Structured figure records:
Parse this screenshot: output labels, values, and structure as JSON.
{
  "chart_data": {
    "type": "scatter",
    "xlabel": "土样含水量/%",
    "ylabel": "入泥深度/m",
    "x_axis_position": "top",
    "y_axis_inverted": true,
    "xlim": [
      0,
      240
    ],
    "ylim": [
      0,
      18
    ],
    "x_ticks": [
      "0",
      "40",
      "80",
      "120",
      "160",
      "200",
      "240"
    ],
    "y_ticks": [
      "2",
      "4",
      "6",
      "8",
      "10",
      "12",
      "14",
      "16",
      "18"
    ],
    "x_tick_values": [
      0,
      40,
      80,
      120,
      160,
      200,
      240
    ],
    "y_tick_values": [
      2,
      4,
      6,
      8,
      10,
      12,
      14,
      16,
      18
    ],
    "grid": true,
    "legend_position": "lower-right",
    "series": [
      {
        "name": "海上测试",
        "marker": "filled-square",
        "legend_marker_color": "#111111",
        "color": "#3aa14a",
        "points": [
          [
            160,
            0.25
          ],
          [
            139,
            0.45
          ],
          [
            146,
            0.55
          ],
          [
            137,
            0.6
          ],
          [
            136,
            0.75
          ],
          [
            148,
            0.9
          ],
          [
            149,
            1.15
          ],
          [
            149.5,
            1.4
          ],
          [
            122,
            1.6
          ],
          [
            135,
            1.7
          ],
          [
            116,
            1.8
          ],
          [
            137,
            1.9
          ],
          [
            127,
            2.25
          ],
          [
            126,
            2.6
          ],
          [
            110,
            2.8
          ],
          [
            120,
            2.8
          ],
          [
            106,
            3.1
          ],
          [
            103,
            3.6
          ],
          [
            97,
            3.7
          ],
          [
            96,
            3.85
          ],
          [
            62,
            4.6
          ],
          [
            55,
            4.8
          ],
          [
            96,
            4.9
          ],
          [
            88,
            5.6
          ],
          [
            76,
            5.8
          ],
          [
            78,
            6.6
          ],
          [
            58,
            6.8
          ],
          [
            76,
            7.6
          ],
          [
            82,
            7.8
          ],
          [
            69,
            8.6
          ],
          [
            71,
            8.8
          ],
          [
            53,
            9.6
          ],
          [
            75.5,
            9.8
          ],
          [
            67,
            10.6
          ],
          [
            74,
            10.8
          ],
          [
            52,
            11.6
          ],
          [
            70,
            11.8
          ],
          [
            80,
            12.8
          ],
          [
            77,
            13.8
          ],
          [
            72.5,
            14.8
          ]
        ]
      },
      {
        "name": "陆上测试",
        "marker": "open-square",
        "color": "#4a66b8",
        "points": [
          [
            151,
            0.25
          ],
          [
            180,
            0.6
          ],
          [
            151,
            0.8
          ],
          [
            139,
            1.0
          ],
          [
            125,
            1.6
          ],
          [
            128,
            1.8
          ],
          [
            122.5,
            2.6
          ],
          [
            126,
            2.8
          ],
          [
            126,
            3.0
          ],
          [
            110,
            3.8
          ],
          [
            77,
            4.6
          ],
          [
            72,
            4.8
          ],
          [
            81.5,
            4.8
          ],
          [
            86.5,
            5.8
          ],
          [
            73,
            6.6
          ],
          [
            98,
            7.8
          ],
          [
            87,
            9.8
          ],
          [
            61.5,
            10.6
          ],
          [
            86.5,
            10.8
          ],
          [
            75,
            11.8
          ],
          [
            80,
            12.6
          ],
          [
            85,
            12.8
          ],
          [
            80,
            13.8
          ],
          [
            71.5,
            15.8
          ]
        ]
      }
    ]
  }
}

### Your instructions
Print the material once more, exactly.

### Answer to this exercise
Parse this screenshot: output labels, values, and structure as JSON.
{
  "chart_data": {
    "type": "scatter",
    "xlabel": "土样含水量/%",
    "ylabel": "入泥深度/m",
    "x_axis_position": "top",
    "y_axis_inverted": true,
    "xlim": [
      0,
      240
    ],
    "ylim": [
      0,
      18
    ],
    "x_ticks": [
      "0",
      "40",
      "80",
      "120",
      "160",
      "200",
      "240"
    ],
    "y_ticks": [
      "2",
      "4",
      "6",
      "8",
      "10",
      "12",
      "14",
      "16",
      "18"
    ],
    "x_tick_values": [
      0,
      40,
      80,
      120,
      160,
      200,
      240
    ],
    "y_tick_values": [
      2,
      4,
      6,
      8,
      10,
      12,
      14,
      16,
      18
    ],
    "grid": true,
    "legend_position": "lower-right",
    "series": [
      {
        "name": "海上测试",
        "marker": "filled-square",
        "legend_marker_color": "#111111",
        "color": "#3aa14a",
        "points": [
          [
            160,
            0.25
          ],
          [
            139,
            0.45
          ],
          [
            146,
            0.55
          ],
          [
            137,
            0.6
          ],
          [
            136,
            0.75
          ],
          [
            148,
            0.9
          ],
          [
            149,
            1.15
          ],
          [
            149.5,
            1.4
          ],
          [
            122,
            1.6
          ],
          [
            135,
            1.7
          ],
          [
            116,
            1.8
          ],
          [
            137,
            1.9
          ],
          [
            127,
            2.25
          ],
          [
            126,
            2.6
          ],
          [
            110,
            2.8
          ],
          [
            120,
            2.8
          ],
          [
            106,
            3.1
          ],
          [
            103,
            3.6
          ],
          [
            97,
            3.7
          ],
          [
            96,
            3.85
          ],
          [
            62,
            4.6
          ],
          [
            55,
            4.8
          ],
          [
            96,
            4.9
          ],
          [
            88,
            5.6
          ],
          [
            76,
            5.8
          ],
          [
            78,
            6.6
          ],
          [
            58,
            6.8
          ],
          [
            76,
            7.6
          ],
          [
            82,
            7.8
          ],
          [
            69,
            8.6
          ],
          [
            71,
            8.8
          ],
          [
            53,
            9.6
          ],
          [
            75.5,
            9.8
          ],
          [
            67,
            10.6
          ],
          [
            74,
            10.8
          ],
          [
            52,
            11.6
          ],
          [
            70,
            11.8
          ],
          [
            80,
            12.8
          ],
          [
            77,
            13.8
          ],
          [
            72.5,
            14.8
          ]
        ]
      },
      {
        "name": "陆上测试",
        "marker": "open-square",
        "color": "#4a66b8",
        "points": [
          [
            151,
            0.25
          ],
          [
            180,
            0.6
          ],
          [
            151,
            0.8
          ],
          [
            139,
            1.0
          ],
          [
            125,
            1.6
          ],
          [
            128,
            1.8
          ],
          [
            122.5,
            2.6
          ],
          [
            126,
            2.8
          ],
          [
            126,
            3.0
          ],
          [
            110,
            3.8
          ],
          [
            77,
            4.6
          ],
          [
            72,
            4.8
          ],
          [
            81.5,
            4.8
          ],
          [
            86.5,
            5.8
          ],
          [
            73,
            6.6
          ],
          [
            98,
            7.8
          ],
          [
            87,
            9.8
          ],
          [
            61.5,
            10.6
          ],
          [
            86.5,
            10.8
          ],
          [
            75,
            11.8
          ],
          [
            80,
            12.6
          ],
          [
            85,
            12.8
          ],
          [
            80,
            13.8
          ],
          [
            71.5,
            15.8
          ]
        ]
      }
    ]
  }
}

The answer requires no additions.